> **Exercise description**:
Locate all lines with the word "ffffff" and copy them out.

+++ Exercise materials

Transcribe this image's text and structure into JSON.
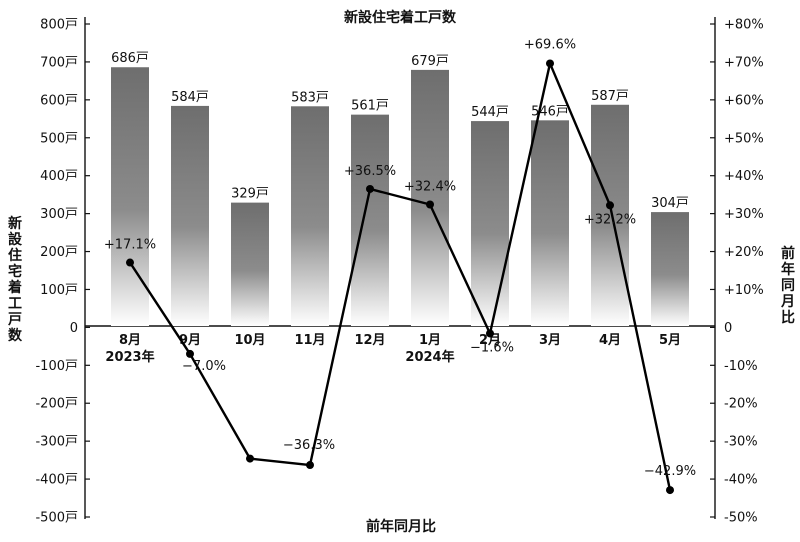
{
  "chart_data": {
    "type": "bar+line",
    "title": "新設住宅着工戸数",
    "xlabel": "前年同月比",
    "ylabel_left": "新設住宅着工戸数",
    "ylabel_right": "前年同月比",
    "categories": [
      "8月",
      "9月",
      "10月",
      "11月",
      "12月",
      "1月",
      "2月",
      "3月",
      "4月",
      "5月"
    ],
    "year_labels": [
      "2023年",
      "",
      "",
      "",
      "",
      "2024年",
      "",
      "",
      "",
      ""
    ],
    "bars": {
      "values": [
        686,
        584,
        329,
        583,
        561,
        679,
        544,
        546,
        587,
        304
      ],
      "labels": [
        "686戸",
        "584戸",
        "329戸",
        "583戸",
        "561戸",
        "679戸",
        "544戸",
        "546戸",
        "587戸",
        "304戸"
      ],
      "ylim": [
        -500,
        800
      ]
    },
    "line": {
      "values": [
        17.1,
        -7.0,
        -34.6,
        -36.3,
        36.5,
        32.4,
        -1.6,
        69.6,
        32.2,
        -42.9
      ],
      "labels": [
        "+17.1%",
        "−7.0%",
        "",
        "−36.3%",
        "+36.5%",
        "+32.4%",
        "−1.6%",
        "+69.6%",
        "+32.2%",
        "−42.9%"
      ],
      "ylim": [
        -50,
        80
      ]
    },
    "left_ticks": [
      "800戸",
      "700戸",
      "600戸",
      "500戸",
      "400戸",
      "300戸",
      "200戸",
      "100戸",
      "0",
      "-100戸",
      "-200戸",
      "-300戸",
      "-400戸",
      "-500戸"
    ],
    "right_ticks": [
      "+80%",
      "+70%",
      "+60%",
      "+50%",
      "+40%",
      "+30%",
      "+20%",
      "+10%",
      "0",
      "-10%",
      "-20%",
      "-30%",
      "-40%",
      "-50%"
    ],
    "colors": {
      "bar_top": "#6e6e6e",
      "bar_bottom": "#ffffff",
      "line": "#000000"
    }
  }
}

++++++
+++ Exercise materials

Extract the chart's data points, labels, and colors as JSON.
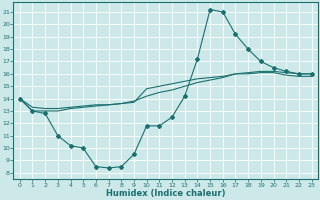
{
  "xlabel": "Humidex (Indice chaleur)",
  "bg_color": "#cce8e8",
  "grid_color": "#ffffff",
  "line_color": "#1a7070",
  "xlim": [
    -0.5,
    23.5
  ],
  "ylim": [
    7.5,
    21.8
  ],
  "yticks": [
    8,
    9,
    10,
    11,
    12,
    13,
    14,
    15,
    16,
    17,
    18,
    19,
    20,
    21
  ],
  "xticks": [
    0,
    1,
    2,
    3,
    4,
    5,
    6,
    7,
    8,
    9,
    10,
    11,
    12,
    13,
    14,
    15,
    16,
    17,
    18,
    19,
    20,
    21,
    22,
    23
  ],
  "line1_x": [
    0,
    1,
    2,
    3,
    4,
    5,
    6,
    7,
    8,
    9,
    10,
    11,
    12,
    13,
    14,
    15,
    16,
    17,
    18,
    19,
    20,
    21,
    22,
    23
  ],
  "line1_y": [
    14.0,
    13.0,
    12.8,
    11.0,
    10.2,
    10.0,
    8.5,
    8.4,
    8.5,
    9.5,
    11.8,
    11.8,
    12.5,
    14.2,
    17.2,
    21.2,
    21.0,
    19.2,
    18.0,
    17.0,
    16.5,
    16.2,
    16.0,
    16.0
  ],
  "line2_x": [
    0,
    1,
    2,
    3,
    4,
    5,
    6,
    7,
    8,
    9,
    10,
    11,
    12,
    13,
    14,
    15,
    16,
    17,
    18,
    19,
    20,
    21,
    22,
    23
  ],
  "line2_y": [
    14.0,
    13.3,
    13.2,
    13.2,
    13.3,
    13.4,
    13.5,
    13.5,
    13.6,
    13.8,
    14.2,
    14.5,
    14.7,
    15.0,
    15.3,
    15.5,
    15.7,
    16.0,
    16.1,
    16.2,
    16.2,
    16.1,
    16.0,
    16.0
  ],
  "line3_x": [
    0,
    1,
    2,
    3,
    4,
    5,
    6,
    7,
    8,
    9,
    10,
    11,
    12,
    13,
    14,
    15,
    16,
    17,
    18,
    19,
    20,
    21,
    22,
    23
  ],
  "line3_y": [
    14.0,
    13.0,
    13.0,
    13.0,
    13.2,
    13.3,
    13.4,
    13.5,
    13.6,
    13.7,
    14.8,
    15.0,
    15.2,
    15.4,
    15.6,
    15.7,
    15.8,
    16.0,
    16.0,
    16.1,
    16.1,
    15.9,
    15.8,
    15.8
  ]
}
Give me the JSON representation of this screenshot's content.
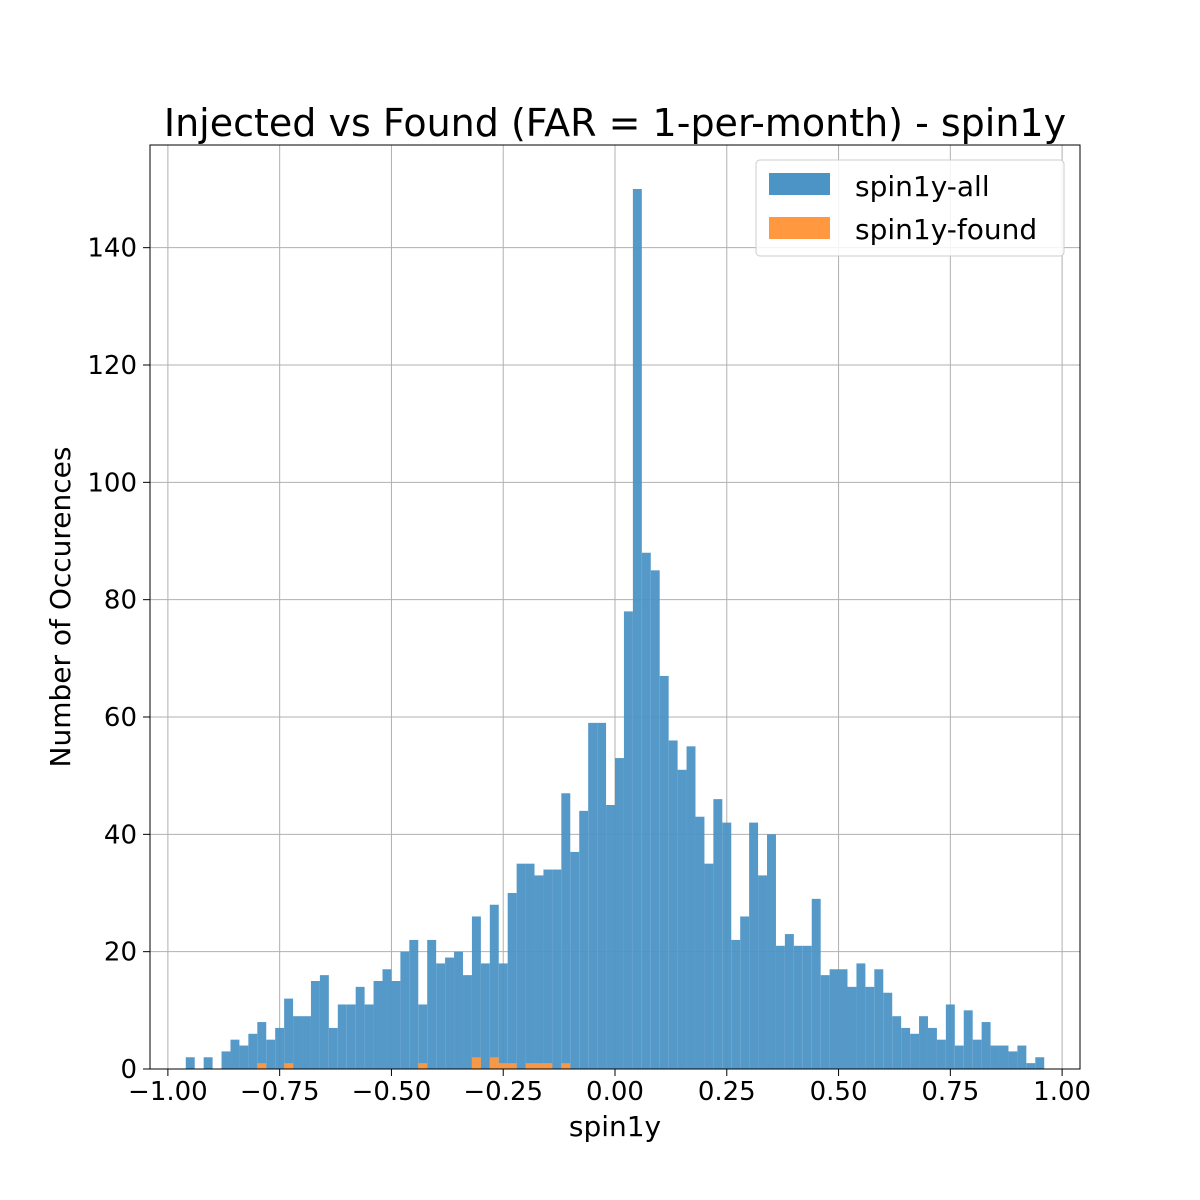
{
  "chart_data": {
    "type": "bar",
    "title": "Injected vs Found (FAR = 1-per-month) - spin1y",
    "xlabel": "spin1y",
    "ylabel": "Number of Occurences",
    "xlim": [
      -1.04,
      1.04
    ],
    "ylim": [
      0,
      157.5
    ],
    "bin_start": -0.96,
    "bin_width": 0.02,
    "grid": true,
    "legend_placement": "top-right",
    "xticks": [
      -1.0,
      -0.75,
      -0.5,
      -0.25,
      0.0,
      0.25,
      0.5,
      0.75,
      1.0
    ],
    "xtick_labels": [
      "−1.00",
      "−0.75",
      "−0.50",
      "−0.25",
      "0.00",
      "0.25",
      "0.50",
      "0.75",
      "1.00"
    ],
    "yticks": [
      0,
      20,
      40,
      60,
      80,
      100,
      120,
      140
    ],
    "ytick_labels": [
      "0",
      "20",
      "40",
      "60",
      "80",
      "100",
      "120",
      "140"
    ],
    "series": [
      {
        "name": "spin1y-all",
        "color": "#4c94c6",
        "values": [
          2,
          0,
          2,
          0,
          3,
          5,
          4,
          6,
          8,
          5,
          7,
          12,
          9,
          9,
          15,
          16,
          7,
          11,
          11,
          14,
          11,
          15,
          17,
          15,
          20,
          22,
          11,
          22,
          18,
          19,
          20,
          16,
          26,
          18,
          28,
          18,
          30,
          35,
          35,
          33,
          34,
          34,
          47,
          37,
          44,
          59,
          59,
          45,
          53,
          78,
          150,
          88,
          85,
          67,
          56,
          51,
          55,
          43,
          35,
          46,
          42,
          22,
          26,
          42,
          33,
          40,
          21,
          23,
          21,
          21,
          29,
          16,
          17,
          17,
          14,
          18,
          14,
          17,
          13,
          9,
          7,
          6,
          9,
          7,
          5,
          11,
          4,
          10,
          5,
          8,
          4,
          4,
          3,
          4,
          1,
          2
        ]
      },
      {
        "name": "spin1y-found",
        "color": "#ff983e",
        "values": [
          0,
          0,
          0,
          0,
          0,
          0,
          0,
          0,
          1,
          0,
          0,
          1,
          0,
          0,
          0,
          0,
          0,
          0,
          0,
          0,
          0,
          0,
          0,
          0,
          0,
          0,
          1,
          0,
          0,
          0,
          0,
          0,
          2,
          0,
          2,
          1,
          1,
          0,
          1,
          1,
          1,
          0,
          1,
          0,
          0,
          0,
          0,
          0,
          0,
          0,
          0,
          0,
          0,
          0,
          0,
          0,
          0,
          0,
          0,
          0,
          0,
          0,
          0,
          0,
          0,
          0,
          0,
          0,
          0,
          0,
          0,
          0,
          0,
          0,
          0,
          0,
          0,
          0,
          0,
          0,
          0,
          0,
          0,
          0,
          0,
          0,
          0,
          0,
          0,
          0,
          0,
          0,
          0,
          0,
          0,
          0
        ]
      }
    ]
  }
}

++++++
+++ Exercise materials

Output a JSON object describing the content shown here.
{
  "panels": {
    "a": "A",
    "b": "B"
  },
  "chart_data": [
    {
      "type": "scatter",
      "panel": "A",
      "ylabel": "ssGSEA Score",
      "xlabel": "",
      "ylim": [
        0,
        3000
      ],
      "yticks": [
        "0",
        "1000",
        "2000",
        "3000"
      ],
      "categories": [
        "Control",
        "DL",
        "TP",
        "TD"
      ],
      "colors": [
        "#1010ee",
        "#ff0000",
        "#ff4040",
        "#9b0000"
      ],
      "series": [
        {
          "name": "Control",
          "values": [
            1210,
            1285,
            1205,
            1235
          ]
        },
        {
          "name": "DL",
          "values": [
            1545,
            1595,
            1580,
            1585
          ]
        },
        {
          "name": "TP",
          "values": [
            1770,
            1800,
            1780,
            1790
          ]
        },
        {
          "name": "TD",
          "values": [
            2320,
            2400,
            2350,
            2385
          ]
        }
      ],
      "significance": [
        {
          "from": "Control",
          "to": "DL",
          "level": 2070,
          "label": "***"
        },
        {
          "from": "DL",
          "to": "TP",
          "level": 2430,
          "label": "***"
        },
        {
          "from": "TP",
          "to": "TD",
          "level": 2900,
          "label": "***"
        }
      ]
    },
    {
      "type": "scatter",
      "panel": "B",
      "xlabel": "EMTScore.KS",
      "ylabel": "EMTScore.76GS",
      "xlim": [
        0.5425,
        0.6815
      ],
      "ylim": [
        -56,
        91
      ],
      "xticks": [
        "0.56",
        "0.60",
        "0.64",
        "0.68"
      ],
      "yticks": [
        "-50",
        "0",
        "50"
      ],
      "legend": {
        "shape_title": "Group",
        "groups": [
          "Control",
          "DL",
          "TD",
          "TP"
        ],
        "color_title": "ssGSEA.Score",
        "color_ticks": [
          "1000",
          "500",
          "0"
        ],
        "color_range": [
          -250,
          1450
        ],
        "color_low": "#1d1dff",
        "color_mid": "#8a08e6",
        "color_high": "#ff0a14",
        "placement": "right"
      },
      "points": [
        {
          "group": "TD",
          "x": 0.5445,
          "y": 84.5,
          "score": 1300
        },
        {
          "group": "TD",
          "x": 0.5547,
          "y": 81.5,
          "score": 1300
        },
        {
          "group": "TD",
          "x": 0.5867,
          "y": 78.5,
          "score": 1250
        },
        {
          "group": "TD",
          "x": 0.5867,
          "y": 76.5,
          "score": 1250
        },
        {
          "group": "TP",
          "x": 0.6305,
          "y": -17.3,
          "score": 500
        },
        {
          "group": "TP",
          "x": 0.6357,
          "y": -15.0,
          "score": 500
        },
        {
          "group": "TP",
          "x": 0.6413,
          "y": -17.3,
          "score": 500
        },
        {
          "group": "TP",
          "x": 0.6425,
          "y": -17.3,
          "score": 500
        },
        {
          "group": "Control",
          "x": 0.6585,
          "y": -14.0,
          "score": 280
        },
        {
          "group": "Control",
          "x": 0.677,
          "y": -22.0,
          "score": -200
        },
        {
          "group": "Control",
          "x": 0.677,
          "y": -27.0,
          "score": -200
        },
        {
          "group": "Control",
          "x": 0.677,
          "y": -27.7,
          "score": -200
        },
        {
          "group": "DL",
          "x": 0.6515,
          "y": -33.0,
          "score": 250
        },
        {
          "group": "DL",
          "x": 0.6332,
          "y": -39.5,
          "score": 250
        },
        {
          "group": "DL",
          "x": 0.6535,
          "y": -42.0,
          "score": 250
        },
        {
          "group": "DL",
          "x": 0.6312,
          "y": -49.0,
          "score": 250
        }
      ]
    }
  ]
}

++++++

> **Answer for the task**:
      "bar_bottom": "#ffffff",
  "grid_color": "#ffffff",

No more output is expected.